--- start Provided material ---

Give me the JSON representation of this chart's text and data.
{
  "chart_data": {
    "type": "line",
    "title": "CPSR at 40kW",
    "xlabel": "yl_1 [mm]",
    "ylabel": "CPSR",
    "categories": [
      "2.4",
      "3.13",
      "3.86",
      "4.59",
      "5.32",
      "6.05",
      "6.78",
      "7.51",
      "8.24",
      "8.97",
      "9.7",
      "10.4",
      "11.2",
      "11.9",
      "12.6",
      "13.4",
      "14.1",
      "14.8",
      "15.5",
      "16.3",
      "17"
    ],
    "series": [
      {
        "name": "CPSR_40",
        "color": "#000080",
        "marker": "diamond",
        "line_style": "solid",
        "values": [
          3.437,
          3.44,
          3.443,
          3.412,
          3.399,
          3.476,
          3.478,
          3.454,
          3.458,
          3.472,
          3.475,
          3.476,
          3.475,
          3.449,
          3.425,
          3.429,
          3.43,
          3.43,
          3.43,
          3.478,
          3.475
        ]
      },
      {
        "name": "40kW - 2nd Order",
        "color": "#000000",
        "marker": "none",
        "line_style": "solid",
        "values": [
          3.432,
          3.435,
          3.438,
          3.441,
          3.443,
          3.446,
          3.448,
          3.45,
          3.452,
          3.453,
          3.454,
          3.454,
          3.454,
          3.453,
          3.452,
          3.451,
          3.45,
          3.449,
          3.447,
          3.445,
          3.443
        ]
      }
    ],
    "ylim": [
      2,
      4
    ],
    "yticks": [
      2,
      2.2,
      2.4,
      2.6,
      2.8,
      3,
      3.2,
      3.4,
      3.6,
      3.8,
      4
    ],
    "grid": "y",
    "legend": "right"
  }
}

--- end Provided material ---

Exercise task
Above are some records; repeat all of them exactly.

Answer for this exercise
Give me the JSON representation of this chart's text and data.
{
  "chart_data": {
    "type": "line",
    "title": "CPSR at 40kW",
    "xlabel": "yl_1 [mm]",
    "ylabel": "CPSR",
    "categories": [
      "2.4",
      "3.13",
      "3.86",
      "4.59",
      "5.32",
      "6.05",
      "6.78",
      "7.51",
      "8.24",
      "8.97",
      "9.7",
      "10.4",
      "11.2",
      "11.9",
      "12.6",
      "13.4",
      "14.1",
      "14.8",
      "15.5",
      "16.3",
      "17"
    ],
    "series": [
      {
        "name": "CPSR_40",
        "color": "#000080",
        "marker": "diamond",
        "line_style": "solid",
        "values": [
          3.437,
          3.44,
          3.443,
          3.412,
          3.399,
          3.476,
          3.478,
          3.454,
          3.458,
          3.472,
          3.475,
          3.476,
          3.475,
          3.449,
          3.425,
          3.429,
          3.43,
          3.43,
          3.43,
          3.478,
          3.475
        ]
      },
      {
        "name": "40kW - 2nd Order",
        "color": "#000000",
        "marker": "none",
        "line_style": "solid",
        "values": [
          3.432,
          3.435,
          3.438,
          3.441,
          3.443,
          3.446,
          3.448,
          3.45,
          3.452,
          3.453,
          3.454,
          3.454,
          3.454,
          3.453,
          3.452,
          3.451,
          3.45,
          3.449,
          3.447,
          3.445,
          3.443
        ]
      }
    ],
    "ylim": [
      2,
      4
    ],
    "yticks": [
      2,
      2.2,
      2.4,
      2.6,
      2.8,
      3,
      3.2,
      3.4,
      3.6,
      3.8,
      4
    ],
    "grid": "y",
    "legend": "right"
  }
}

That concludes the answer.